_Exercise task:_
Go through the listing and set it down exactly, leaving out its pictures.

_Exercise data:_

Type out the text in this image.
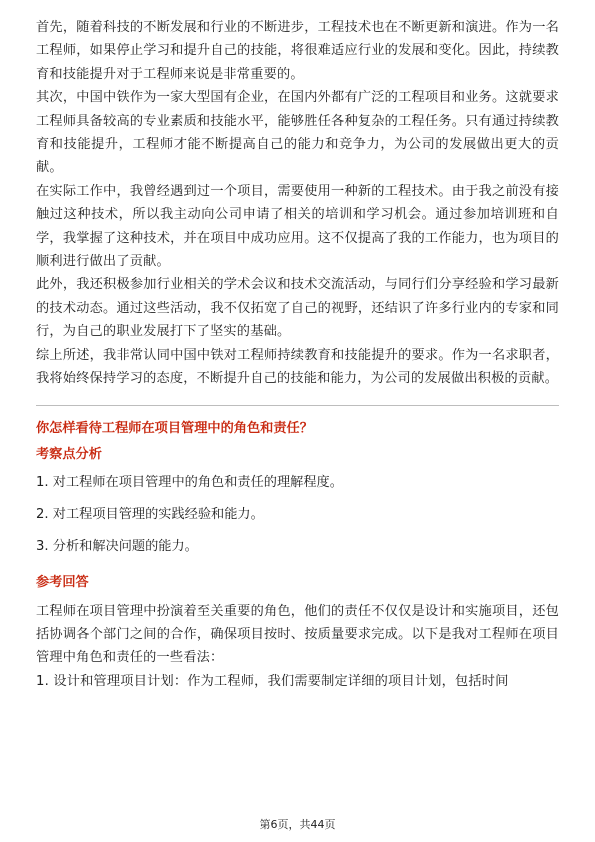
首先，随着科技的不断发展和行业的不断进步，工程技术也在不断更新和演进。作为一名工程师，如果停止学习和提升自己的技能，将很难适应行业的发展和变化。因此，持续教育和技能提升对于工程师来说是非常重要的。

其次，中国中铁作为一家大型国有企业，在国内外都有广泛的工程项目和业务。这就要求工程师具备较高的专业素质和技能水平，能够胜任各种复杂的工程任务。只有通过持续教育和技能提升，工程师才能不断提高自己的能力和竞争力，为公司的发展做出更大的贡献。

在实际工作中，我曾经遇到过一个项目，需要使用一种新的工程技术。由于我之前没有接触过这种技术，所以我主动向公司申请了相关的培训和学习机会。通过参加培训班和自学，我掌握了这种技术，并在项目中成功应用。这不仅提高了我的工作能力，也为项目的顺利进行做出了贡献。

此外，我还积极参加行业相关的学术会议和技术交流活动，与同行们分享经验和学习最新的技术动态。通过这些活动，我不仅拓宽了自己的视野，还结识了许多行业内的专家和同行，为自己的职业发展打下了坚实的基础。

综上所述，我非常认同中国中铁对工程师持续教育和技能提升的要求。作为一名求职者，我将始终保持学习的态度，不断提升自己的技能和能力，为公司的发展做出积极的贡献。

你怎样看待工程师在项目管理中的角色和责任？

考察点分析

1. 对工程师在项目管理中的角色和责任的理解程度。

2. 对工程项目管理的实践经验和能力。

3. 分析和解决问题的能力。

参考回答

工程师在项目管理中扮演着至关重要的角色，他们的责任不仅仅是设计和实施项目，还包括协调各个部门之间的合作，确保项目按时、按质量要求完成。以下是我对工程师在项目管理中角色和责任的一些看法：

1. 设计和管理项目计划：作为工程师，我们需要制定详细的项目计划，包括时间

第6页，共44页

_Exercise output:_
Type out the text in this image.
首先，随着科技的不断发展和行业的不断进步，工程技术也在不断更新和演进。作为一名工程师，如果停止学习和提升自己的技能，将很难适应行业的发展和变化。因此，持续教育和技能提升对于工程师来说是非常重要的。

其次，中国中铁作为一家大型国有企业，在国内外都有广泛的工程项目和业务。这就要求工程师具备较高的专业素质和技能水平，能够胜任各种复杂的工程任务。只有通过持续教育和技能提升，工程师才能不断提高自己的能力和竞争力，为公司的发展做出更大的贡献。

在实际工作中，我曾经遇到过一个项目，需要使用一种新的工程技术。由于我之前没有接触过这种技术，所以我主动向公司申请了相关的培训和学习机会。通过参加培训班和自学，我掌握了这种技术，并在项目中成功应用。这不仅提高了我的工作能力，也为项目的顺利进行做出了贡献。

此外，我还积极参加行业相关的学术会议和技术交流活动，与同行们分享经验和学习最新的技术动态。通过这些活动，我不仅拓宽了自己的视野，还结识了许多行业内的专家和同行，为自己的职业发展打下了坚实的基础。

综上所述，我非常认同中国中铁对工程师持续教育和技能提升的要求。作为一名求职者，我将始终保持学习的态度，不断提升自己的技能和能力，为公司的发展做出积极的贡献。

你怎样看待工程师在项目管理中的角色和责任？

考察点分析

1. 对工程师在项目管理中的角色和责任的理解程度。

2. 对工程项目管理的实践经验和能力。

3. 分析和解决问题的能力。

参考回答

工程师在项目管理中扮演着至关重要的角色，他们的责任不仅仅是设计和实施项目，还包括协调各个部门之间的合作，确保项目按时、按质量要求完成。以下是我对工程师在项目管理中角色和责任的一些看法：

1. 设计和管理项目计划：作为工程师，我们需要制定详细的项目计划，包括时间

第6页，共44页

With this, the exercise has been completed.